--- start Recorded data ---

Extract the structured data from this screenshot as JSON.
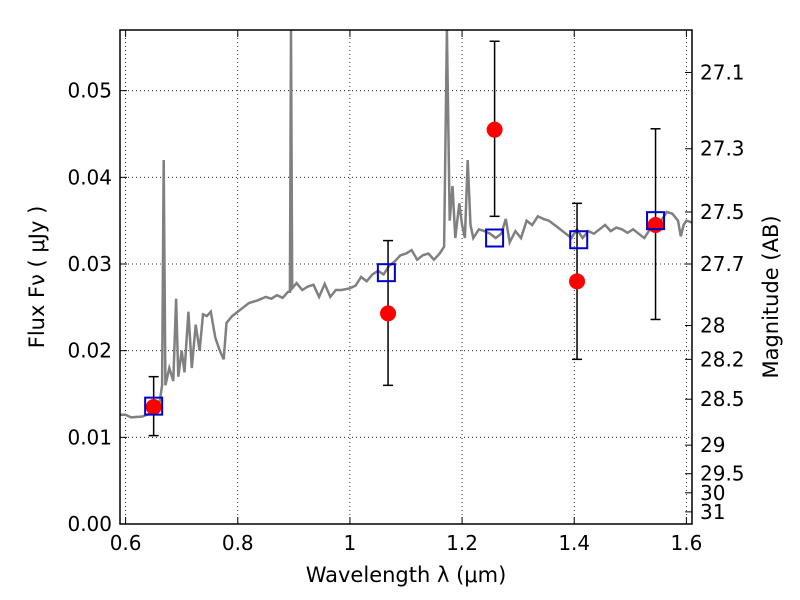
{
  "chart_data": {
    "type": "line",
    "xlabel": "Wavelength  λ (μm)",
    "ylabel": "Flux  Fν  ( μJy )",
    "y2label": "Magnitude (AB)",
    "xlim": [
      0.59,
      1.61
    ],
    "ylim": [
      0.0,
      0.057
    ],
    "grid": true,
    "grid_style": "dotted",
    "x_ticks": [
      {
        "value": 0.6,
        "label": "0.6"
      },
      {
        "value": 0.8,
        "label": "0.8"
      },
      {
        "value": 1.0,
        "label": "1"
      },
      {
        "value": 1.2,
        "label": "1.2"
      },
      {
        "value": 1.4,
        "label": "1.4"
      },
      {
        "value": 1.6,
        "label": "1.6"
      }
    ],
    "y_ticks": [
      {
        "value": 0.0,
        "label": "0.00"
      },
      {
        "value": 0.01,
        "label": "0.01"
      },
      {
        "value": 0.02,
        "label": "0.02"
      },
      {
        "value": 0.03,
        "label": "0.03"
      },
      {
        "value": 0.04,
        "label": "0.04"
      },
      {
        "value": 0.05,
        "label": "0.05"
      }
    ],
    "y2_ticks": [
      {
        "flux": 0.0521,
        "label": "27.1"
      },
      {
        "flux": 0.0433,
        "label": "27.3"
      },
      {
        "flux": 0.036,
        "label": "27.5"
      },
      {
        "flux": 0.03,
        "label": "27.7"
      },
      {
        "flux": 0.0229,
        "label": "28"
      },
      {
        "flux": 0.019,
        "label": "28.2"
      },
      {
        "flux": 0.0144,
        "label": "28.5"
      },
      {
        "flux": 0.0091,
        "label": "29"
      },
      {
        "flux": 0.0058,
        "label": "29.5"
      },
      {
        "flux": 0.0036,
        "label": "30"
      },
      {
        "flux": 0.0014,
        "label": "31"
      }
    ],
    "series": [
      {
        "kind": "model_spectrum",
        "color": "#808080",
        "points": [
          [
            0.59,
            0.0126
          ],
          [
            0.6,
            0.0126
          ],
          [
            0.61,
            0.0123
          ],
          [
            0.63,
            0.0124
          ],
          [
            0.645,
            0.0128
          ],
          [
            0.655,
            0.0132
          ],
          [
            0.66,
            0.0138
          ],
          [
            0.665,
            0.016
          ],
          [
            0.668,
            0.042
          ],
          [
            0.671,
            0.016
          ],
          [
            0.678,
            0.018
          ],
          [
            0.685,
            0.0165
          ],
          [
            0.69,
            0.026
          ],
          [
            0.694,
            0.017
          ],
          [
            0.7,
            0.02
          ],
          [
            0.705,
            0.0175
          ],
          [
            0.712,
            0.0245
          ],
          [
            0.718,
            0.018
          ],
          [
            0.725,
            0.023
          ],
          [
            0.732,
            0.02
          ],
          [
            0.738,
            0.0242
          ],
          [
            0.745,
            0.024
          ],
          [
            0.752,
            0.0245
          ],
          [
            0.76,
            0.0215
          ],
          [
            0.768,
            0.02
          ],
          [
            0.775,
            0.019
          ],
          [
            0.78,
            0.0232
          ],
          [
            0.79,
            0.024
          ],
          [
            0.8,
            0.0245
          ],
          [
            0.81,
            0.025
          ],
          [
            0.82,
            0.0255
          ],
          [
            0.835,
            0.0258
          ],
          [
            0.85,
            0.0262
          ],
          [
            0.86,
            0.026
          ],
          [
            0.87,
            0.0264
          ],
          [
            0.88,
            0.0261
          ],
          [
            0.89,
            0.0268
          ],
          [
            0.893,
            0.0268
          ],
          [
            0.895,
            0.057
          ],
          [
            0.897,
            0.0272
          ],
          [
            0.905,
            0.0278
          ],
          [
            0.915,
            0.027
          ],
          [
            0.925,
            0.0274
          ],
          [
            0.935,
            0.0276
          ],
          [
            0.945,
            0.0262
          ],
          [
            0.955,
            0.0277
          ],
          [
            0.965,
            0.0262
          ],
          [
            0.975,
            0.027
          ],
          [
            0.985,
            0.027
          ],
          [
            1.0,
            0.0272
          ],
          [
            1.01,
            0.0275
          ],
          [
            1.02,
            0.0285
          ],
          [
            1.03,
            0.028
          ],
          [
            1.04,
            0.0288
          ],
          [
            1.05,
            0.0292
          ],
          [
            1.06,
            0.0288
          ],
          [
            1.07,
            0.0298
          ],
          [
            1.08,
            0.0303
          ],
          [
            1.09,
            0.031
          ],
          [
            1.1,
            0.0312
          ],
          [
            1.11,
            0.0316
          ],
          [
            1.12,
            0.0305
          ],
          [
            1.13,
            0.031
          ],
          [
            1.14,
            0.0312
          ],
          [
            1.15,
            0.0305
          ],
          [
            1.16,
            0.0312
          ],
          [
            1.168,
            0.032
          ],
          [
            1.173,
            0.057
          ],
          [
            1.178,
            0.035
          ],
          [
            1.183,
            0.039
          ],
          [
            1.188,
            0.033
          ],
          [
            1.195,
            0.037
          ],
          [
            1.2,
            0.0345
          ],
          [
            1.205,
            0.033
          ],
          [
            1.21,
            0.042
          ],
          [
            1.215,
            0.0345
          ],
          [
            1.22,
            0.033
          ],
          [
            1.23,
            0.034
          ],
          [
            1.24,
            0.0338
          ],
          [
            1.25,
            0.0335
          ],
          [
            1.26,
            0.033
          ],
          [
            1.27,
            0.0335
          ],
          [
            1.278,
            0.0352
          ],
          [
            1.285,
            0.0325
          ],
          [
            1.295,
            0.0338
          ],
          [
            1.305,
            0.033
          ],
          [
            1.315,
            0.035
          ],
          [
            1.325,
            0.0345
          ],
          [
            1.335,
            0.0355
          ],
          [
            1.345,
            0.0352
          ],
          [
            1.355,
            0.035
          ],
          [
            1.365,
            0.0345
          ],
          [
            1.375,
            0.034
          ],
          [
            1.385,
            0.0335
          ],
          [
            1.395,
            0.033
          ],
          [
            1.405,
            0.034
          ],
          [
            1.415,
            0.033
          ],
          [
            1.425,
            0.0338
          ],
          [
            1.435,
            0.0335
          ],
          [
            1.445,
            0.034
          ],
          [
            1.455,
            0.0345
          ],
          [
            1.465,
            0.0338
          ],
          [
            1.475,
            0.0342
          ],
          [
            1.485,
            0.034
          ],
          [
            1.495,
            0.0336
          ],
          [
            1.505,
            0.034
          ],
          [
            1.515,
            0.0335
          ],
          [
            1.525,
            0.033
          ],
          [
            1.535,
            0.034
          ],
          [
            1.545,
            0.0345
          ],
          [
            1.555,
            0.035
          ],
          [
            1.565,
            0.036
          ],
          [
            1.575,
            0.0358
          ],
          [
            1.585,
            0.035
          ],
          [
            1.59,
            0.0332
          ],
          [
            1.595,
            0.0345
          ],
          [
            1.6,
            0.035
          ],
          [
            1.61,
            0.0348
          ]
        ]
      },
      {
        "kind": "observed_points",
        "color": "#ff0000",
        "points": [
          {
            "x": 0.65,
            "y": 0.0135,
            "yerr_low": 0.0102,
            "yerr_high": 0.017
          },
          {
            "x": 1.068,
            "y": 0.0243,
            "yerr_low": 0.016,
            "yerr_high": 0.0327
          },
          {
            "x": 1.258,
            "y": 0.0455,
            "yerr_low": 0.0355,
            "yerr_high": 0.0557
          },
          {
            "x": 1.405,
            "y": 0.028,
            "yerr_low": 0.019,
            "yerr_high": 0.037
          },
          {
            "x": 1.545,
            "y": 0.0345,
            "yerr_low": 0.0236,
            "yerr_high": 0.0456
          }
        ]
      },
      {
        "kind": "model_photometry",
        "color": "#0000cc",
        "points": [
          {
            "x": 0.65,
            "y": 0.0136
          },
          {
            "x": 1.065,
            "y": 0.029
          },
          {
            "x": 1.258,
            "y": 0.033
          },
          {
            "x": 1.408,
            "y": 0.0328
          },
          {
            "x": 1.545,
            "y": 0.035
          }
        ]
      }
    ]
  }
}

--- end Recorded data ---

Find each line holding the word "value" and copy it.

        "value": 0.6,
        "value": 0.8,
        "value": 1.0,
        "value": 1.2,
        "value": 1.4,
        "value": 1.6,
        "value": 0.0,
        "value": 0.01,
        "value": 0.02,
        "value": 0.03,
        "value": 0.04,
        "value": 0.05,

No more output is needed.